_EXERCISE_: Pull out each line of the records holding the string "руководители".

[Data extracted from a collection]
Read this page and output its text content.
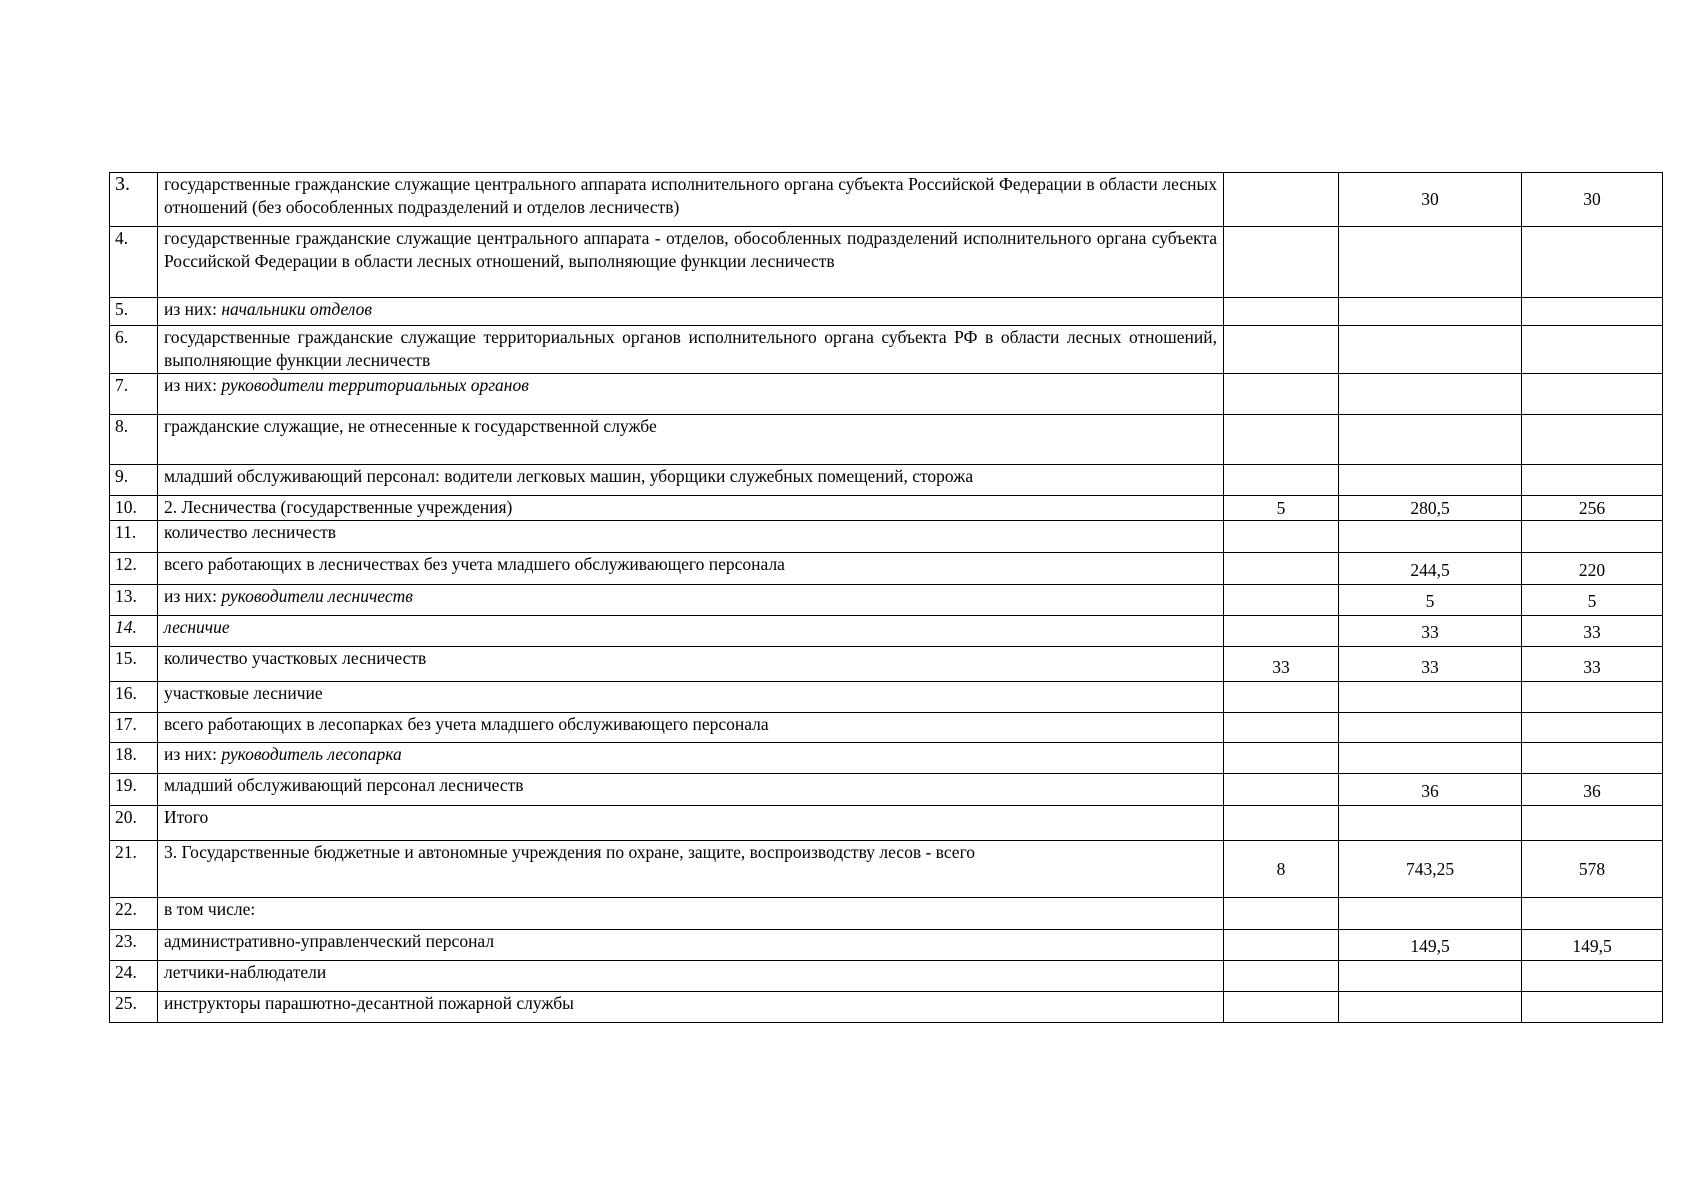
3.	государственные гражданские служащие центрального аппарата исполнительного органа субъекта Российской Федерации в области лесных отношений (без обособленных подразделений и отделов лесничеств)		30	30
4.	государственные гражданские служащие центрального аппарата - отделов, обособленных подразделений исполнительного органа субъекта Российской Федерации в области лесных отношений, выполняющие функции лесничеств			
5.	из них: начальники отделов			
6.	государственные гражданские служащие территориальных органов исполнительного органа субъекта РФ в области лесных отношений, выполняющие функции лесничеств			
7.	из них: руководители территориальных органов			
8.	гражданские служащие, не отнесенные к государственной службе			
9.	младший обслуживающий персонал: водители легковых машин, уборщики служебных помещений, сторожа			
10.	2. Лесничества (государственные учреждения)	5	280,5	256
11.	количество лесничеств			
12.	всего работающих в лесничествах без учета младшего обслуживающего персонала		244,5	220
13.	из них: руководители лесничеств		5	5
14.	лесничие		33	33
15.	количество участковых лесничеств	33	33	33
16.	участковые лесничие			
17.	всего работающих в лесопарках без учета младшего обслуживающего персонала			
18.	из них: руководитель лесопарка			
19.	младший обслуживающий персонал лесничеств		36	36
20.	Итого			
21.	3. Государственные бюджетные и автономные учреждения по охране, защите, воспроизводству лесов - всего	8	743,25	578
22.	в том числе:			
23.	административно-управленческий персонал		149,5	149,5
24.	летчики-наблюдатели			
25.	инструкторы парашютно-десантной пожарной службы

_OUTPUT BELOW_:
7.	из них: руководители территориальных органов			
13.	из них: руководители лесничеств		5	5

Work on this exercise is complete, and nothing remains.